EXERCISE: Show only lines that include "soll".

TASK INPUT:
▬▬▬▬▬▬

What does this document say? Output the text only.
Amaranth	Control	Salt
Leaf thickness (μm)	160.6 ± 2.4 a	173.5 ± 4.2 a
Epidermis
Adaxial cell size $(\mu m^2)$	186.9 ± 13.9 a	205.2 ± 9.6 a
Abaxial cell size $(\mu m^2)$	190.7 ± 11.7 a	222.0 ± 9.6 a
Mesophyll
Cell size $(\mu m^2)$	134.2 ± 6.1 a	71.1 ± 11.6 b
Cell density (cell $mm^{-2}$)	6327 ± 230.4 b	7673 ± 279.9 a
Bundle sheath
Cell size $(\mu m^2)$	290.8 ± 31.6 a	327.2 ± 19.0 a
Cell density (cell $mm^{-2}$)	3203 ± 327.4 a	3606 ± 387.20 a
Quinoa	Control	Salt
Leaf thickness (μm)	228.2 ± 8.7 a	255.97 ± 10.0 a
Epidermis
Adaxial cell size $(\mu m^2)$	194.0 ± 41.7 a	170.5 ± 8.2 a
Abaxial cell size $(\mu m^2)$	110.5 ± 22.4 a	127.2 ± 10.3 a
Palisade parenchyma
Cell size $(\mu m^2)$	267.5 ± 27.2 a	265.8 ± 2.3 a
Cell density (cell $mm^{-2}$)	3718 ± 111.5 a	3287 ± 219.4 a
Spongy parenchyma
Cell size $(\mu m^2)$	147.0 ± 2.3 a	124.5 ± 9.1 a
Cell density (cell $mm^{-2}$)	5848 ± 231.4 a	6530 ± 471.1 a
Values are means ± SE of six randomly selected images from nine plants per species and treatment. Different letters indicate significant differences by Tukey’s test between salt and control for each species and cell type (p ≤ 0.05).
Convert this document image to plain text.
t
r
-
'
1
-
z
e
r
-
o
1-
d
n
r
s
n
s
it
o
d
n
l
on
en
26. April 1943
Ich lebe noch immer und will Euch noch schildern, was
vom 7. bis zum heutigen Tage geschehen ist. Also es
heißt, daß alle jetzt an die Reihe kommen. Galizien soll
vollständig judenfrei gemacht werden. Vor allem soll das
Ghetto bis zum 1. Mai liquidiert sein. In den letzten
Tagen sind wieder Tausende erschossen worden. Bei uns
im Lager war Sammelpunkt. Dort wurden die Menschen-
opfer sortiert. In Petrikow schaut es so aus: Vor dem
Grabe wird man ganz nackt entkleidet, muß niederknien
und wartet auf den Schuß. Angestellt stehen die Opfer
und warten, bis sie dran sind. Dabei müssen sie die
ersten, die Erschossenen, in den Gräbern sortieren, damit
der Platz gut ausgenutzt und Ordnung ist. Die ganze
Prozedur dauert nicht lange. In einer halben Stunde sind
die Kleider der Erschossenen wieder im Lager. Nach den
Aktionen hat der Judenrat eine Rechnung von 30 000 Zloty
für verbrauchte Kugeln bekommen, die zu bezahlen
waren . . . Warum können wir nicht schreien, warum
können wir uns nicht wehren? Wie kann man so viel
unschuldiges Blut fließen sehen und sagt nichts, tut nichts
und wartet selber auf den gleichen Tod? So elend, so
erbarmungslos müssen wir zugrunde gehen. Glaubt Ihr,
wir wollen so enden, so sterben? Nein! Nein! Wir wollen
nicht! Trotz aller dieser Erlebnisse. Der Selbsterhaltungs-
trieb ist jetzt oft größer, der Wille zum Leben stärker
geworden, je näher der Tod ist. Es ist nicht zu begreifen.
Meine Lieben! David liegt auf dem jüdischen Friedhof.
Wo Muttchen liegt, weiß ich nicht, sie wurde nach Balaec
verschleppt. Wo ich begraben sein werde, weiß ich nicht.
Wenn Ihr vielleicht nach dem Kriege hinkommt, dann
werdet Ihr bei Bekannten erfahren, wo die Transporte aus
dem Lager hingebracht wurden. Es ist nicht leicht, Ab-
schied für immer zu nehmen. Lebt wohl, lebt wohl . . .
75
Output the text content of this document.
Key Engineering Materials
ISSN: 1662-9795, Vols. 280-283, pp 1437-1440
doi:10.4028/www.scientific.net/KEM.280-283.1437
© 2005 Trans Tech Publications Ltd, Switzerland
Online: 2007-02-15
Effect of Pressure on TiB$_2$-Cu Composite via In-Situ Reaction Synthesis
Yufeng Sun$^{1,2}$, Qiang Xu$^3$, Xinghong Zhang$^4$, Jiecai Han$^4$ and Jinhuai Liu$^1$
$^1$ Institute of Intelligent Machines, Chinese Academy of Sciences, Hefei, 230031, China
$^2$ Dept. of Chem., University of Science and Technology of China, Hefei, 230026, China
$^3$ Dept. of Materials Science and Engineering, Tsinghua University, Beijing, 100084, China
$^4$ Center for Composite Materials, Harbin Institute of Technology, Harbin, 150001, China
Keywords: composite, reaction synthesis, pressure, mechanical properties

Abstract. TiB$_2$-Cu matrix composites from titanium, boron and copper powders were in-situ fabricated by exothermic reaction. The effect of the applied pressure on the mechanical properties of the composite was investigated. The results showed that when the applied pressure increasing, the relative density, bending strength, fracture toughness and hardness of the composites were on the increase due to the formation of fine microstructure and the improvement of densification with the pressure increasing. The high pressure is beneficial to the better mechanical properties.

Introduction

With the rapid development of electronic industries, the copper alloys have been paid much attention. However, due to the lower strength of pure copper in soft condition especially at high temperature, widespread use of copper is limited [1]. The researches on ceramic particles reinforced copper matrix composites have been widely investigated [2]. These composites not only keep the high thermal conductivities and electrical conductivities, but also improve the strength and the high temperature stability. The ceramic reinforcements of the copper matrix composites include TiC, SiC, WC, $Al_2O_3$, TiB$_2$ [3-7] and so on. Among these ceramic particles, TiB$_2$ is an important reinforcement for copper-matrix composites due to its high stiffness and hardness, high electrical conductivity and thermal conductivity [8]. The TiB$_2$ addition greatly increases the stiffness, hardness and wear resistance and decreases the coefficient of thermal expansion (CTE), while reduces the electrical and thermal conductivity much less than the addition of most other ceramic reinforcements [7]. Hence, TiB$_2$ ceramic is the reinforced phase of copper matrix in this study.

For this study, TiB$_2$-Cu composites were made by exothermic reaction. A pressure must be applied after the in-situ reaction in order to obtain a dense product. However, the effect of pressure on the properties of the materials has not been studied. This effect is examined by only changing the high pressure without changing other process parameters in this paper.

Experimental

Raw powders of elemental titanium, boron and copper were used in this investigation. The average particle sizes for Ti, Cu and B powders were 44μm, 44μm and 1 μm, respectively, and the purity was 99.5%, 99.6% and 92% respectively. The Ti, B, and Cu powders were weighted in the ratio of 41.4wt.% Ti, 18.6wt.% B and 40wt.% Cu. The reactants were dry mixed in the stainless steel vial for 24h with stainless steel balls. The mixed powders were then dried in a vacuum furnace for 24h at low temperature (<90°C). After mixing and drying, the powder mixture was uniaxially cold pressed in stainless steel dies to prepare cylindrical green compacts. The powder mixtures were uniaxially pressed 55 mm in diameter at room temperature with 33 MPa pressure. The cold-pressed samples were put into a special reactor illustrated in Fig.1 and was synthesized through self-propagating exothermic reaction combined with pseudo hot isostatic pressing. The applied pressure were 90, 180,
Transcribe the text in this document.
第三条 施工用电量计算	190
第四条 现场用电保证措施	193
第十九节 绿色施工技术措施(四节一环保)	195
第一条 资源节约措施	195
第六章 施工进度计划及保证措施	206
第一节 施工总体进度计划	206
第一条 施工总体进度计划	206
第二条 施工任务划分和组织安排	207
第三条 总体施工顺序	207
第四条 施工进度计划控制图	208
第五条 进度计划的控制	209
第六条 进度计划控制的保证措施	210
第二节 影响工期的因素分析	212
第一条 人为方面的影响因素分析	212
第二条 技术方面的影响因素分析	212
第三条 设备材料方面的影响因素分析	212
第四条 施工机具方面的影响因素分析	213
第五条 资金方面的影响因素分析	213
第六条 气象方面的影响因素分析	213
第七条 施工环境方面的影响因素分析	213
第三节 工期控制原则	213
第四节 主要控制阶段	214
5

▬▬▬▬▬▬

FINISHED TASK:
heißt, daß alle jetzt an die Reihe kommen. Galizien soll
vollständig judenfrei gemacht werden. Vor allem soll das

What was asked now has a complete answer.